■ Task description
Check each line of the records below for the string "BÜYÜK", then state how many lines contain it, with no other output.

* * * * * * *

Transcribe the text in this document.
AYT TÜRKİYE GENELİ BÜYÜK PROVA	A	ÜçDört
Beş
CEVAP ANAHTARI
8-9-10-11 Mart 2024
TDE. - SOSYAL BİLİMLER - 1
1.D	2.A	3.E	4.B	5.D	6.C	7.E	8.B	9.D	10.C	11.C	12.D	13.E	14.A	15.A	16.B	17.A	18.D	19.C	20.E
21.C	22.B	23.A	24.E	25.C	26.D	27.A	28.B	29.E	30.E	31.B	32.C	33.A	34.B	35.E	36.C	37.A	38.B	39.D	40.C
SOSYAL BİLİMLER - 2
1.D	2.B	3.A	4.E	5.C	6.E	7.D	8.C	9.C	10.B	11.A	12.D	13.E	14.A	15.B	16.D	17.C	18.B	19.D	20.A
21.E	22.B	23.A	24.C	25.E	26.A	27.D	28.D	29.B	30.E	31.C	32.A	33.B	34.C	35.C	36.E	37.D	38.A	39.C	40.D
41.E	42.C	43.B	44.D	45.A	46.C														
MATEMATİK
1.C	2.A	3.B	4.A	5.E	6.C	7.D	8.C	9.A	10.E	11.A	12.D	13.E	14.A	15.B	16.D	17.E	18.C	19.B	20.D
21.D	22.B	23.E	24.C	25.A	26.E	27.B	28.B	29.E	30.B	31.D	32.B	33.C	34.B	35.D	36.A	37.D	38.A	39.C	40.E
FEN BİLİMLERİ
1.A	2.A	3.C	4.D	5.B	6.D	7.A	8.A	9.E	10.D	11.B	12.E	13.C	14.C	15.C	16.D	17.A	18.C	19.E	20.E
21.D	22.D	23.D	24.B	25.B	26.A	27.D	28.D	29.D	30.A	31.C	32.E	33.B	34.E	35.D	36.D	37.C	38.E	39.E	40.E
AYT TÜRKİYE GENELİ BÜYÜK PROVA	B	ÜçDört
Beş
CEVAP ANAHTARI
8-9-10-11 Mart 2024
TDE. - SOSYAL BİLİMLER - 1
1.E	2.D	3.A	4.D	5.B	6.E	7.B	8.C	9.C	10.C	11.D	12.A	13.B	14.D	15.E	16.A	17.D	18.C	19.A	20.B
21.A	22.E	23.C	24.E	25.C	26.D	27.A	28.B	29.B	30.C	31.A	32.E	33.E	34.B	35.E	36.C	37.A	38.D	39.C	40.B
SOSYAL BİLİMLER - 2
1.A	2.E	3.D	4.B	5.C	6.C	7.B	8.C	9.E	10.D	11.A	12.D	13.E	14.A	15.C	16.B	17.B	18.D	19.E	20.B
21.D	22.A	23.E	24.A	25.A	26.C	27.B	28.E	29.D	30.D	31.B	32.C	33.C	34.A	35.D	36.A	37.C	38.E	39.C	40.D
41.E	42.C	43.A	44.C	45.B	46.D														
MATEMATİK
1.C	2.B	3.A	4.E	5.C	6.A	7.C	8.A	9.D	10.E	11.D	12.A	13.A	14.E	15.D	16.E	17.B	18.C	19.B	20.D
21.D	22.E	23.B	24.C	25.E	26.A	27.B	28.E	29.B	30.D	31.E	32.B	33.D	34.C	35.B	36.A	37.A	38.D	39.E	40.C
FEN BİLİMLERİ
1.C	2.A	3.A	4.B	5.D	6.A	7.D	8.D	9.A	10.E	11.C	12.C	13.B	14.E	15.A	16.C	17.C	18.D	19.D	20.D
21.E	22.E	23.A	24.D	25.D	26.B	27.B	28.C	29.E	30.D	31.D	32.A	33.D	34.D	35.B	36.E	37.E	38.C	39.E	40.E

* * * * * * *

■ Result for this exercise
2